● Goal
Find the string "marker" in the entries and copy each line that has it.

● The data
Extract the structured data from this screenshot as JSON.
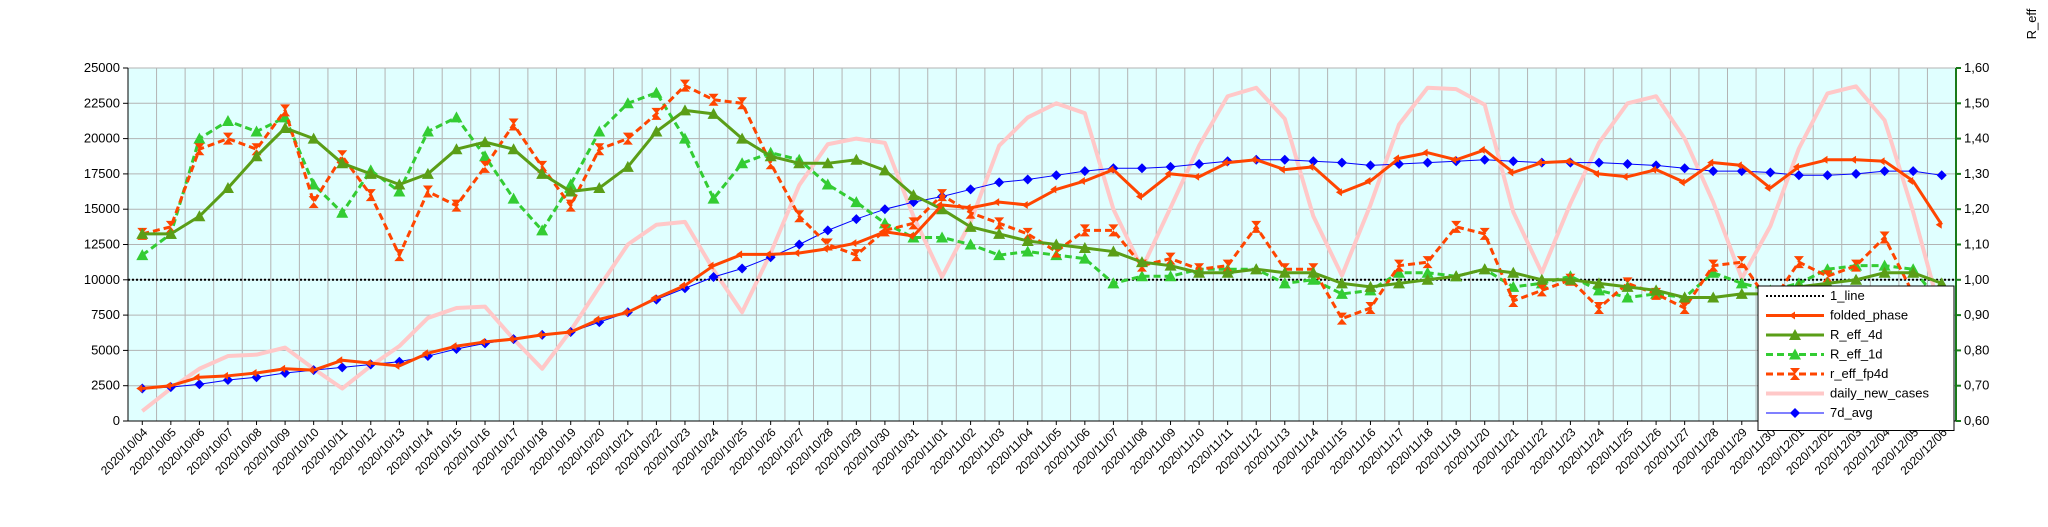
{
  "chart_data": {
    "type": "line",
    "title": "",
    "y_right_label": "R_eff",
    "ylim_left": [
      0,
      25000
    ],
    "ylim_right": [
      0.6,
      1.6
    ],
    "yticks_left": [
      "0",
      "2500",
      "5000",
      "7500",
      "10000",
      "12500",
      "15000",
      "17500",
      "20000",
      "22500",
      "25000"
    ],
    "yticks_right": [
      "0,60",
      "0,70",
      "0,80",
      "0,90",
      "1,00",
      "1,10",
      "1,20",
      "1,30",
      "1,40",
      "1,50",
      "1,60"
    ],
    "grid": true,
    "legend_position": "bottom-right",
    "x": [
      "2020/10/04",
      "2020/10/05",
      "2020/10/06",
      "2020/10/07",
      "2020/10/08",
      "2020/10/09",
      "2020/10/10",
      "2020/10/11",
      "2020/10/12",
      "2020/10/13",
      "2020/10/14",
      "2020/10/15",
      "2020/10/16",
      "2020/10/17",
      "2020/10/18",
      "2020/10/19",
      "2020/10/20",
      "2020/10/21",
      "2020/10/22",
      "2020/10/23",
      "2020/10/24",
      "2020/10/25",
      "2020/10/26",
      "2020/10/27",
      "2020/10/28",
      "2020/10/29",
      "2020/10/30",
      "2020/10/31",
      "2020/11/01",
      "2020/11/02",
      "2020/11/03",
      "2020/11/04",
      "2020/11/05",
      "2020/11/06",
      "2020/11/07",
      "2020/11/08",
      "2020/11/09",
      "2020/11/10",
      "2020/11/11",
      "2020/11/12",
      "2020/11/13",
      "2020/11/14",
      "2020/11/15",
      "2020/11/16",
      "2020/11/17",
      "2020/11/18",
      "2020/11/19",
      "2020/11/20",
      "2020/11/21",
      "2020/11/22",
      "2020/11/23",
      "2020/11/24",
      "2020/11/25",
      "2020/11/26",
      "2020/11/27",
      "2020/11/28",
      "2020/11/29",
      "2020/11/30",
      "2020/12/01",
      "2020/12/02",
      "2020/12/03",
      "2020/12/04",
      "2020/12/05",
      "2020/12/06"
    ],
    "series": [
      {
        "name": "1_line",
        "axis": "right",
        "color": "#000000",
        "style": "dotted",
        "marker": "none",
        "values": [
          1,
          1,
          1,
          1,
          1,
          1,
          1,
          1,
          1,
          1,
          1,
          1,
          1,
          1,
          1,
          1,
          1,
          1,
          1,
          1,
          1,
          1,
          1,
          1,
          1,
          1,
          1,
          1,
          1,
          1,
          1,
          1,
          1,
          1,
          1,
          1,
          1,
          1,
          1,
          1,
          1,
          1,
          1,
          1,
          1,
          1,
          1,
          1,
          1,
          1,
          1,
          1,
          1,
          1,
          1,
          1,
          1,
          1,
          1,
          1,
          1,
          1,
          1,
          1
        ]
      },
      {
        "name": "folded_phase",
        "axis": "left",
        "color": "#ff4500",
        "style": "solid",
        "width": 3,
        "marker": "arrow",
        "values": [
          2300,
          2500,
          3100,
          3200,
          3400,
          3700,
          3600,
          4300,
          4100,
          3900,
          4800,
          5300,
          5600,
          5800,
          6100,
          6300,
          7200,
          7700,
          8700,
          9600,
          11000,
          11800,
          11800,
          11900,
          12200,
          12600,
          13400,
          13100,
          15300,
          15100,
          15500,
          15300,
          16400,
          17000,
          17800,
          15900,
          17500,
          17300,
          18300,
          18500,
          17800,
          18000,
          16200,
          17000,
          18600,
          19000,
          18500,
          19200,
          17600,
          18300,
          18400,
          17500,
          17300,
          17800,
          16900,
          18300,
          18100,
          16500,
          18000,
          18500,
          18500,
          18400,
          17000,
          13900
        ]
      },
      {
        "name": "R_eff_4d",
        "axis": "right",
        "color": "#5a9e17",
        "style": "solid",
        "width": 3,
        "marker": "triangle",
        "values": [
          1.13,
          1.13,
          1.18,
          1.26,
          1.35,
          1.43,
          1.4,
          1.33,
          1.3,
          1.27,
          1.3,
          1.37,
          1.39,
          1.37,
          1.3,
          1.25,
          1.26,
          1.32,
          1.42,
          1.48,
          1.47,
          1.4,
          1.35,
          1.33,
          1.33,
          1.34,
          1.31,
          1.24,
          1.2,
          1.15,
          1.13,
          1.11,
          1.1,
          1.09,
          1.08,
          1.05,
          1.04,
          1.02,
          1.02,
          1.03,
          1.02,
          1.02,
          0.99,
          0.98,
          0.99,
          1.0,
          1.01,
          1.03,
          1.02,
          1.0,
          1.0,
          0.99,
          0.98,
          0.97,
          0.95,
          0.95,
          0.96,
          0.96,
          0.98,
          0.99,
          1.0,
          1.02,
          1.02,
          0.99
        ]
      },
      {
        "name": "R_eff_1d",
        "axis": "right",
        "color": "#33cc33",
        "style": "dashed",
        "width": 3,
        "marker": "triangle",
        "values": [
          1.07,
          1.13,
          1.4,
          1.45,
          1.42,
          1.46,
          1.27,
          1.19,
          1.31,
          1.25,
          1.42,
          1.46,
          1.35,
          1.23,
          1.14,
          1.27,
          1.42,
          1.5,
          1.53,
          1.4,
          1.23,
          1.33,
          1.36,
          1.34,
          1.27,
          1.22,
          1.16,
          1.12,
          1.12,
          1.1,
          1.07,
          1.08,
          1.07,
          1.06,
          0.99,
          1.01,
          1.01,
          1.03,
          1.03,
          1.03,
          0.99,
          1.0,
          0.96,
          0.97,
          1.02,
          1.02,
          1.01,
          1.03,
          0.98,
          0.99,
          1.01,
          0.97,
          0.95,
          0.96,
          0.95,
          1.02,
          0.99,
          0.97,
          0.99,
          1.03,
          1.04,
          1.04,
          1.03,
          0.93
        ]
      },
      {
        "name": "r_eff_fp4d",
        "axis": "right",
        "color": "#ff4500",
        "style": "dashed",
        "width": 3,
        "marker": "bowtie",
        "values": [
          1.13,
          1.15,
          1.37,
          1.4,
          1.37,
          1.48,
          1.22,
          1.35,
          1.24,
          1.07,
          1.25,
          1.21,
          1.32,
          1.44,
          1.32,
          1.21,
          1.37,
          1.4,
          1.47,
          1.55,
          1.51,
          1.5,
          1.33,
          1.18,
          1.1,
          1.07,
          1.14,
          1.16,
          1.24,
          1.19,
          1.16,
          1.13,
          1.08,
          1.14,
          1.14,
          1.04,
          1.06,
          1.03,
          1.04,
          1.15,
          1.03,
          1.03,
          0.89,
          0.92,
          1.04,
          1.05,
          1.15,
          1.13,
          0.94,
          0.97,
          1.0,
          0.92,
          0.99,
          0.96,
          0.92,
          1.04,
          1.05,
          0.93,
          1.05,
          1.01,
          1.04,
          1.12,
          0.96,
          0.74
        ]
      },
      {
        "name": "daily_new_cases",
        "axis": "left",
        "color": "#ffc8c8",
        "style": "solid",
        "width": 4,
        "marker": "none",
        "values": [
          700,
          2300,
          3700,
          4600,
          4700,
          5200,
          3700,
          2300,
          3900,
          5300,
          7300,
          8000,
          8100,
          5800,
          3700,
          6400,
          9500,
          12500,
          13900,
          14100,
          10700,
          7700,
          11900,
          16700,
          19600,
          20000,
          19700,
          14500,
          10200,
          14100,
          19500,
          21500,
          22500,
          21800,
          15000,
          10800,
          15100,
          19500,
          23000,
          23600,
          21400,
          14500,
          10300,
          15300,
          21000,
          23600,
          23500,
          22400,
          14800,
          10500,
          15400,
          19700,
          22500,
          23000,
          20000,
          15500,
          10100,
          13800,
          19300,
          23200,
          23700,
          21300,
          14800,
          7400
        ]
      },
      {
        "name": "7d_avg",
        "axis": "left",
        "color": "#0000ff",
        "style": "solid",
        "width": 1,
        "marker": "diamond",
        "values": [
          2300,
          2400,
          2600,
          2900,
          3100,
          3400,
          3600,
          3800,
          4000,
          4200,
          4600,
          5100,
          5500,
          5800,
          6100,
          6300,
          7000,
          7700,
          8600,
          9400,
          10200,
          10800,
          11600,
          12500,
          13500,
          14300,
          15000,
          15500,
          15900,
          16400,
          16900,
          17100,
          17400,
          17700,
          17900,
          17900,
          18000,
          18200,
          18400,
          18500,
          18500,
          18400,
          18300,
          18100,
          18200,
          18300,
          18400,
          18500,
          18400,
          18300,
          18300,
          18300,
          18200,
          18100,
          17900,
          17700,
          17700,
          17600,
          17400,
          17400,
          17500,
          17700,
          17700,
          17400
        ]
      }
    ]
  }
}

● The response
        "marker": "none",
        "marker": "arrow",
        "marker": "triangle",
        "marker": "triangle",
        "marker": "bowtie",
        "marker": "none",
        "marker": "diamond",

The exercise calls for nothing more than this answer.